▸ WRITTEN EXERCISE
Gather all lines in the records below that include the word "color".

▸ LISTED ENTRIES

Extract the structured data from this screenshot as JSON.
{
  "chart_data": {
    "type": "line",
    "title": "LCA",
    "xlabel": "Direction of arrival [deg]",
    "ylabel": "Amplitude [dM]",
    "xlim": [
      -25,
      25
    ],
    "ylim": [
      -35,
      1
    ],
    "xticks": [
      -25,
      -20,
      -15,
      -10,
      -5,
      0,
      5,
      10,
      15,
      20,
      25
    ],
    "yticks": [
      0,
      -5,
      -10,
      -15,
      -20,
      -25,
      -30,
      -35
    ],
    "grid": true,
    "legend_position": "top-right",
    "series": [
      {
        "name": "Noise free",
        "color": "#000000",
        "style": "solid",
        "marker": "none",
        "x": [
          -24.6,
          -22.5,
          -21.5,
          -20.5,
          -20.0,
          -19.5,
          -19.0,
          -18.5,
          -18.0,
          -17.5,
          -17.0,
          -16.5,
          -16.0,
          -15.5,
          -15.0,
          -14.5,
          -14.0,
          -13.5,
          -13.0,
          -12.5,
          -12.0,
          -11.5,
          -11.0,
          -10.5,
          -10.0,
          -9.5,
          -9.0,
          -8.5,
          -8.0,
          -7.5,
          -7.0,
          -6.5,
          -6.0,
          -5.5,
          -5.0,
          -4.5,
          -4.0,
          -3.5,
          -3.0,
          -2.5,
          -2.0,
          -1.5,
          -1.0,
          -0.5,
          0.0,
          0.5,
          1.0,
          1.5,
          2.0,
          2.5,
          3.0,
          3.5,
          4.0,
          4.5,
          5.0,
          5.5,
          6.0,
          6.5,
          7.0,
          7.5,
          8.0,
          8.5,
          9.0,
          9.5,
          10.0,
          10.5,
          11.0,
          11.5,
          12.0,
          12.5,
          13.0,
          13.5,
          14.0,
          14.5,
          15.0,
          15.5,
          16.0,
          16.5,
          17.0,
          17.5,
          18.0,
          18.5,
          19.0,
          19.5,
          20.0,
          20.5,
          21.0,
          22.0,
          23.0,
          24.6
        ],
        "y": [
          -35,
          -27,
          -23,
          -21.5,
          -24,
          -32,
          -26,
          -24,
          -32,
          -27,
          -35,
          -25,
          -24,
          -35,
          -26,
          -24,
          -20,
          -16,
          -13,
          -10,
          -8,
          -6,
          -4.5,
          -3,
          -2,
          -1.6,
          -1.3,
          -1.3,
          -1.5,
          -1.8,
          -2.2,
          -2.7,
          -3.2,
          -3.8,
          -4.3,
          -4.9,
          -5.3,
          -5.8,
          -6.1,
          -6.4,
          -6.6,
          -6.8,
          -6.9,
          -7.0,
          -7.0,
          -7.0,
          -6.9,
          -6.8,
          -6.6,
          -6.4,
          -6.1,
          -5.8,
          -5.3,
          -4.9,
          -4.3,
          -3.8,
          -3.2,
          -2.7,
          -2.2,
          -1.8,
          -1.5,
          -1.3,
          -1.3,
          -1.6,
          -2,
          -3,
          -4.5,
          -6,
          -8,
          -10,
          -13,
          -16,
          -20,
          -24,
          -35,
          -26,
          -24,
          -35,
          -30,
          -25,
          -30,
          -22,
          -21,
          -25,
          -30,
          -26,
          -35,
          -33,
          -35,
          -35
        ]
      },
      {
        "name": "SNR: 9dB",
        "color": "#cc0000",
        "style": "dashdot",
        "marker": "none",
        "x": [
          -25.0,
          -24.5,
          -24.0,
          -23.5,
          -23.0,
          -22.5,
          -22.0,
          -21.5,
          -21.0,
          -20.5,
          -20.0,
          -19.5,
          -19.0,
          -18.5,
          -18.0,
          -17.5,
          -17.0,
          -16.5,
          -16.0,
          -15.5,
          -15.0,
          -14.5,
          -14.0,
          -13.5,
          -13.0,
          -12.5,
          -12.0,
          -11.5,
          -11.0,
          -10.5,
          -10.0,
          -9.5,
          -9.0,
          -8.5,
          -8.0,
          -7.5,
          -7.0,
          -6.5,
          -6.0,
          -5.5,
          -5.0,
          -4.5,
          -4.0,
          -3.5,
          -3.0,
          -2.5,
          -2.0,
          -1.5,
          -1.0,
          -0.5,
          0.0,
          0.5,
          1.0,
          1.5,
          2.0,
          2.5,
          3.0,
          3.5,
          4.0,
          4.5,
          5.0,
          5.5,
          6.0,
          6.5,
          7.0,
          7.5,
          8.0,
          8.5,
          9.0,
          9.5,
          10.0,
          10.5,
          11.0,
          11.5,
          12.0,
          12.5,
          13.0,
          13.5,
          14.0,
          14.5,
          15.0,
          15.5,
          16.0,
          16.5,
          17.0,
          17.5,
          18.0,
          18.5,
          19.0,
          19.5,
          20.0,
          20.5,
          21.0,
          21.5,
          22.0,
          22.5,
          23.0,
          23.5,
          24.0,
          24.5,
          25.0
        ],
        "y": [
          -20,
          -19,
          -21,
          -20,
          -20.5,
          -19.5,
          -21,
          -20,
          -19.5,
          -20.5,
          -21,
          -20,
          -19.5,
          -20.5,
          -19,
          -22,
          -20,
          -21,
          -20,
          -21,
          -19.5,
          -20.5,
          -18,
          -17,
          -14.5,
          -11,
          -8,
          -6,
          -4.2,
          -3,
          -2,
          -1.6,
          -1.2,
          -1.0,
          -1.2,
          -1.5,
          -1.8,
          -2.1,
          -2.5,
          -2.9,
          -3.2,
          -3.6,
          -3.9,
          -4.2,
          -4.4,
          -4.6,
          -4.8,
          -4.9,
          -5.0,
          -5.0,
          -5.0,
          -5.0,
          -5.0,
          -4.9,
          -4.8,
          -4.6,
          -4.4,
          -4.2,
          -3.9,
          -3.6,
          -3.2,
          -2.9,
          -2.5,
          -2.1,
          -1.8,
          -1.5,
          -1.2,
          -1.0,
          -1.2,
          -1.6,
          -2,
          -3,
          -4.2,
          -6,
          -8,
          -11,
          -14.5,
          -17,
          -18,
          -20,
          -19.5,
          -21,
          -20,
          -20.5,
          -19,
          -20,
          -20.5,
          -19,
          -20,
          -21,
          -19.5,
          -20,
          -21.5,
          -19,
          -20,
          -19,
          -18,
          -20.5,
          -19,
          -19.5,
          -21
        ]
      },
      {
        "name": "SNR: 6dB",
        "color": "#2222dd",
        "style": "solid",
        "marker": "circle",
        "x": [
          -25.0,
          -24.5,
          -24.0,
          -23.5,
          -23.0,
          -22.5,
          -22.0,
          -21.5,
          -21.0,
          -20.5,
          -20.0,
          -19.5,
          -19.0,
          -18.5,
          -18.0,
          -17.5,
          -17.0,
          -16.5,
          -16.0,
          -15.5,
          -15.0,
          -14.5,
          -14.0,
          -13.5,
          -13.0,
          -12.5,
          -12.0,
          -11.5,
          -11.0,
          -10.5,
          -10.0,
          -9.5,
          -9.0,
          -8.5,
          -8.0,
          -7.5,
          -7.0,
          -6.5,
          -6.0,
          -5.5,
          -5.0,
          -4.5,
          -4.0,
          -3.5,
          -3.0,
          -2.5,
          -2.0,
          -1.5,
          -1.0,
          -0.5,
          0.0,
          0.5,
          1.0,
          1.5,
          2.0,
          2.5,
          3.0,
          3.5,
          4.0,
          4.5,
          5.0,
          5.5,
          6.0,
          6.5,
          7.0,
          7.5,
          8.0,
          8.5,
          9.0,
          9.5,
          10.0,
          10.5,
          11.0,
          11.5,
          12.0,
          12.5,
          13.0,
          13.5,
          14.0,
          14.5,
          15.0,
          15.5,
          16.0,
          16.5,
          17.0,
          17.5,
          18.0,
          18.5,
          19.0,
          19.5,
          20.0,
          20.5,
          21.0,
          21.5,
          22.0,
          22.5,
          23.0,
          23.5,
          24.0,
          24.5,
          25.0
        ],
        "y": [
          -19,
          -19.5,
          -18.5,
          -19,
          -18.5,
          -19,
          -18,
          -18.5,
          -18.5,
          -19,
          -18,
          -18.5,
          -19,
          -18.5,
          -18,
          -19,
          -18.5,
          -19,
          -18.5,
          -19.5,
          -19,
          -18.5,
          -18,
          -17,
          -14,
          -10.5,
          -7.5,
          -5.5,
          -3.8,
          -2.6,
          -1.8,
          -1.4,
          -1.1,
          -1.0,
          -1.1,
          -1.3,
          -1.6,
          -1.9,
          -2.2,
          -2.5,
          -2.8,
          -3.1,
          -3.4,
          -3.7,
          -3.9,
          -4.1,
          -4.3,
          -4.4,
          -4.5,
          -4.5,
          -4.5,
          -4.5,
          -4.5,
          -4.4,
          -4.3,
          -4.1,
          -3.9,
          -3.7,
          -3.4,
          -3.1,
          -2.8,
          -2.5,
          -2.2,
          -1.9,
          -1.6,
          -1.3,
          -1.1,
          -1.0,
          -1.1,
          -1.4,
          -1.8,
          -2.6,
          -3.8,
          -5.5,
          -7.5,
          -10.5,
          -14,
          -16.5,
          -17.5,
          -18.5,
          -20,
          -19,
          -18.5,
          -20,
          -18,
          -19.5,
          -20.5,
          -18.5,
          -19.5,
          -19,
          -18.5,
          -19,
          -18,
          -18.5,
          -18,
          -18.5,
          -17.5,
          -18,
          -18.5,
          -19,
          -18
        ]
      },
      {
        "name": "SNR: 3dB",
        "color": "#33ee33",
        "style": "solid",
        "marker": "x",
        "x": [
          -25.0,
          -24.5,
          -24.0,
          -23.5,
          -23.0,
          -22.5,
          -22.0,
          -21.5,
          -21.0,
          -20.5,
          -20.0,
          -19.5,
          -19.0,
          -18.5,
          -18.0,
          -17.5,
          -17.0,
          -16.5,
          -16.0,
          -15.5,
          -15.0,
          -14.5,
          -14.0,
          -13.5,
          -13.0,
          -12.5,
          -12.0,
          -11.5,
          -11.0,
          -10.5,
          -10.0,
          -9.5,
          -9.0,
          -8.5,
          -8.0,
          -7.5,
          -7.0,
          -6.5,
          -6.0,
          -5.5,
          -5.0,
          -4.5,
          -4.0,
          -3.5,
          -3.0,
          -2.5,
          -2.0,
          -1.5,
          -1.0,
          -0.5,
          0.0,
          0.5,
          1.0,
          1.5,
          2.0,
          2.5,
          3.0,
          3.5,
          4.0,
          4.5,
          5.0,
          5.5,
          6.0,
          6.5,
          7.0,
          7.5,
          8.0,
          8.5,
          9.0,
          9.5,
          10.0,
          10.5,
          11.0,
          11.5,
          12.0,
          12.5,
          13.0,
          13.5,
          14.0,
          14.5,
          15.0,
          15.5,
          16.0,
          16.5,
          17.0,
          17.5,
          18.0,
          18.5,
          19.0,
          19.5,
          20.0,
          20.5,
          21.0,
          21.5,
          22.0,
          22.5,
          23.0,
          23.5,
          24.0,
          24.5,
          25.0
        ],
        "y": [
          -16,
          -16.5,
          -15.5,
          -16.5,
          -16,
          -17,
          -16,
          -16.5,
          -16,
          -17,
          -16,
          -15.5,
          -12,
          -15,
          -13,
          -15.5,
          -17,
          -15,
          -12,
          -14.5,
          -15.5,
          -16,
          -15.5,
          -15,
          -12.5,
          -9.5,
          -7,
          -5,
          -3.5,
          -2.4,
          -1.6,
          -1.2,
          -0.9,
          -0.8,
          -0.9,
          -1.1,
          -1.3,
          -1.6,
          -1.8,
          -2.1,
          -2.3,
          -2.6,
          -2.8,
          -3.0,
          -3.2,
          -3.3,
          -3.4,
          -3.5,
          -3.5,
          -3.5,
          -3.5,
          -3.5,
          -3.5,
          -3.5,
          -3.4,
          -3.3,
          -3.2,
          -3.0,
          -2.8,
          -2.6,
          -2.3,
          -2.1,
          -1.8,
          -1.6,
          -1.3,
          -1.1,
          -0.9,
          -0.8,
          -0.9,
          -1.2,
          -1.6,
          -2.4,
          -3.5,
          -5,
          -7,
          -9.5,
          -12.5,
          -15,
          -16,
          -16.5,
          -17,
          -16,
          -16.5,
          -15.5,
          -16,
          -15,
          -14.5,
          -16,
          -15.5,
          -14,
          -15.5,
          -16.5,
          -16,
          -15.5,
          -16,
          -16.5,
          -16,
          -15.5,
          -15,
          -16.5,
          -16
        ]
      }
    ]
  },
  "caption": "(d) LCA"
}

▸ RESULT FOR THIS EXERCISE
        "color": "#000000",
        "color": "#cc0000",
        "color": "#2222dd",
        "color": "#33ee33",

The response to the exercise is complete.